_ページ抜粋_.
○ ○ ○ ○
共有持分は自分の意思で自由に処分できる
共有持分とは、1つの不動産を複数人で共有した際におけるそれぞれの所有権割合のことです。
共有者全員が共有不動産に対する使用収益権を持っているため、処分するにはすべての共有者の承諾を得る必要があります。
この場合の「処分」とは、建物の建て替え・土地の造成などの物理的変化をともなう行為や、所有権を失う売買・贈与契約などの法律的な変更行為を指します。
一部の共有者によるこれらの行動によって、他の共有者が不利益を被る可能性があります。
そのため、共有不動産に大きな変化が生じる行為に関しては、民法251条によって他の共有者の承諾を得なければ変更できないと定められているのです。
各共有者は、他の共有者の同意を得なければ、共有物に変更(その形状又は効用の著しい変更を伴わないものを除く。次項において同じ。)を加えることができない。
ただし、共有持分はあくまでも個人の権利であることから、自分の意思で処分できます。
その際は他の共有者の承諾を得る必要もありません。
たとえば、離婚後に夫婦の共有状態となっている不動産のうち、自身の持分のみであれば配偶者に相談せずに売却できます。
また、相続した土地や建物の共有持分を、他の共有者の承諾を得ずに処分することも可能です。
他の共有者の同意を得ずに処分できるため、共有者全員の承諾を得られそうもない場合は自分の持分のみを処分して共有状態を解消するのもひとつの方法でしょう。
処分の範囲 | 条件 |
---|---|
共有不動産全体の処分 | 共有者全員の承諾が必要 |
自身の共有持分の処分 | 各共有者単独で可能 |
共有名義・共有持分の概要については、以下の記事で詳しく解説しています。
管理行為は共有者の過半数の同意が必要と民法で規定
共有不動産全体の変更に関わる行為をするには共有者全員の同意がなければなりませんが、「管理行為」については共有持分割合の過半数の合意があれば可能です(民法252条第1項)。
管理行為とは「変更にはいたらない程度の共有物の利用・改良行為」のことで、具体的には「一定期間を超えない範囲での共有不動産の賃貸」などが該当します。
○ ○ ○ ○
_やること_. 上の共有持分についての文章を2文で要約してください。

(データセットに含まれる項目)
○ ○ ○ ○
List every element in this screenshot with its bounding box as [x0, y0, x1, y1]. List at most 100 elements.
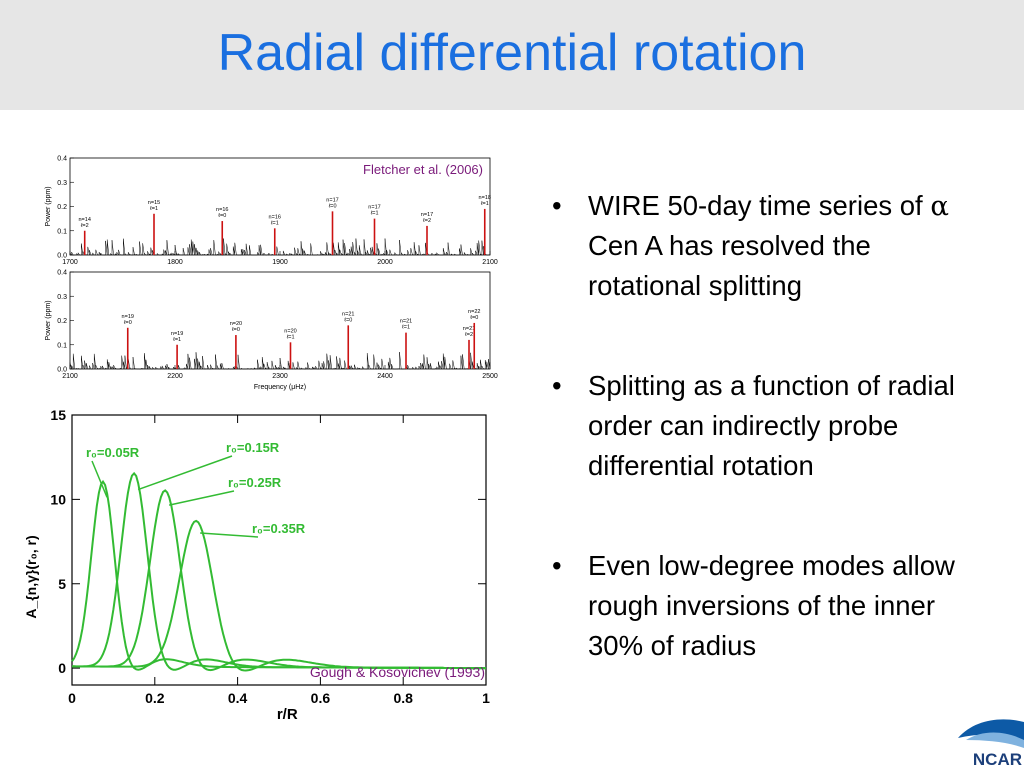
y-axis-label: A_{n,γ}(r₀, r)	[23, 535, 39, 618]
mode-label: ℓ=1	[150, 206, 158, 212]
mode-label: n=21	[342, 311, 354, 317]
bullet-text: Even low-degree modes allow rough invers…	[588, 550, 955, 661]
mode-label: ℓ=0	[470, 315, 478, 321]
mode-label: ℓ=1	[286, 334, 294, 340]
noise-spectrum	[69, 352, 491, 370]
mode-label: ℓ=0	[232, 327, 240, 333]
kernel-curve	[71, 479, 486, 671]
y-tick-label: 0	[58, 660, 66, 676]
mode-label: n=17	[421, 212, 433, 218]
x-tick-label: 2300	[272, 373, 288, 380]
mode-label: n=14	[79, 217, 91, 223]
x-tick-label: 2000	[377, 259, 393, 266]
x-tick-label: 0.6	[311, 690, 331, 706]
kernel-label: r₀=0.25R	[228, 475, 282, 490]
bullet-marker: •	[552, 370, 562, 401]
bullet-item: • Even low-degree modes allow rough inver…	[548, 546, 988, 666]
mode-label: ℓ=0	[344, 317, 352, 323]
slide-title: Radial differential rotation	[217, 24, 807, 82]
kernel-curve	[72, 519, 486, 672]
ncar-logo: NCAR	[958, 719, 1024, 768]
y-tick-label: 15	[50, 407, 66, 423]
mode-label: n=20	[284, 328, 296, 334]
kernel-label: r₀=0.05R	[86, 445, 140, 460]
mode-label: ℓ=2	[465, 332, 473, 338]
y-tick-label: 0.1	[57, 228, 67, 235]
x-tick-label: 2200	[167, 373, 183, 380]
mode-label: n=16	[216, 207, 228, 213]
title-bar	[0, 0, 1024, 110]
kernel-label-arrow	[91, 460, 108, 498]
mode-label: n=21	[400, 319, 412, 325]
kernel-label-arrow	[200, 532, 259, 538]
mode-label: n=16	[269, 214, 281, 220]
bullet-text: Splitting as a function of radial order …	[588, 370, 955, 481]
y-tick-label: 10	[50, 491, 66, 507]
kernel-curve	[72, 489, 486, 672]
mode-label: ℓ=2	[423, 218, 431, 224]
y-axis-label: Power (ppm)	[45, 186, 52, 226]
x-axis-label: r/R	[277, 706, 298, 722]
y-tick-label: 0.4	[57, 156, 67, 163]
mode-label: n=17	[368, 205, 380, 211]
mode-label: n=18	[479, 195, 491, 201]
ncar-logo-text: NCAR	[973, 750, 1022, 768]
x-axis-label: Frequency (μHz)	[254, 384, 306, 391]
mode-label: ℓ=1	[173, 337, 181, 343]
mode-label: n=21	[463, 326, 475, 332]
bullet-marker: •	[552, 190, 562, 221]
mode-label: n=19	[122, 314, 134, 320]
spectrum-panel-top: 0.0 0.1 0.2 0.3 0.4 1700 1800 1900 2000 2100 Power…	[45, 156, 498, 267]
bullet-list: • WIRE 50-day time series of α Cen A has …	[548, 186, 988, 726]
bullet-text: WIRE 50-day time series of	[588, 190, 931, 221]
mode-label: n=15	[148, 200, 160, 206]
x-tick-label: 0	[68, 690, 76, 706]
y-tick-label: 5	[58, 576, 66, 592]
kernel-label: r₀=0.15R	[226, 440, 280, 455]
bullet-text-cont: Cen A has resolved the rotational splitt…	[588, 230, 871, 301]
y-tick-label: 0.4	[57, 270, 67, 277]
mode-label: ℓ=1	[271, 220, 279, 226]
y-tick-label: 0.3	[57, 180, 67, 187]
plot-frame	[71, 414, 487, 686]
bullet-item: • Splitting as a function of radial order…	[548, 366, 988, 486]
x-tick-label: 1900	[272, 259, 288, 266]
mode-label: n=19	[171, 331, 183, 337]
mode-label: ℓ=0	[328, 203, 336, 209]
y-tick-label: 0.0	[57, 367, 67, 374]
power-spectrum-figure: Fletcher et al. (2006) 0.0 0.1 0.2 0.3 0.4 17…	[45, 156, 498, 392]
fig1-caption: Fletcher et al. (2006)	[363, 162, 483, 177]
x-tick-label: 0.4	[228, 690, 248, 706]
mode-label: n=20	[230, 321, 242, 327]
x-tick-label: 1	[482, 690, 490, 706]
y-tick-label: 0.3	[57, 294, 67, 301]
averaging-kernels-figure: 0 5 10 15 0 0.2 0.4 0.6 0.8 1 r/R A_{n,γ}(r₀, r) r₀=…	[23, 407, 490, 722]
spectrum-panel-bottom: 0.0 0.1 0.2 0.3 0.4 2100 2200 2300 2400 2500 Power…	[45, 270, 498, 392]
y-tick-label: 0.2	[57, 318, 67, 325]
y-tick-label: 0.1	[57, 342, 67, 349]
fig2-caption: Gough & Kosovichev (1993)	[310, 664, 485, 680]
x-tick-label: 0.8	[393, 690, 413, 706]
y-tick-label: 0.2	[57, 204, 67, 211]
x-tick-label: 2100	[62, 373, 78, 380]
x-tick-label: 1700	[62, 259, 78, 266]
x-tick-label: 1800	[167, 259, 183, 266]
noise-spectrum	[69, 238, 491, 256]
kernel-label-arrow	[168, 490, 235, 506]
mode-label: ℓ=1	[402, 325, 410, 331]
y-axis-label: Power (ppm)	[45, 300, 52, 340]
kernel-plot: 0 5 10 15 0 0.2 0.4 0.6 0.8 1 r/R A_{n,γ}(r₀, r) r₀=…	[23, 407, 490, 722]
kernel-label-arrow	[137, 455, 233, 491]
y-tick-label: 0.0	[57, 253, 67, 260]
mode-label: ℓ=1	[481, 201, 489, 207]
mode-label: ℓ=2	[81, 223, 89, 229]
x-tick-label: 0.2	[145, 690, 165, 706]
kernel-curve	[72, 471, 486, 671]
bullet-marker: •	[552, 550, 562, 581]
mode-label: ℓ=0	[218, 213, 226, 219]
alpha-symbol: α	[930, 190, 949, 222]
kernel-label: r₀=0.35R	[252, 521, 306, 536]
bullet-item: • WIRE 50-day time series of α Cen A has …	[548, 186, 988, 306]
mode-label: n=22	[468, 309, 480, 315]
panel-frame	[69, 271, 491, 370]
○ ○ ○ ○
_解答_. 共有不動産全体を変更・処分するには民法251条により共有者全員の承諾が必要ですが、自身の共有持分は個人の権利であるため、他の共有者の承諾なしに単独で処分できます。また、一定期間を超えない範囲での賃貸などの管理行為は、共有持分割合の過半数の同意があれば可能です(民法252条第1項)。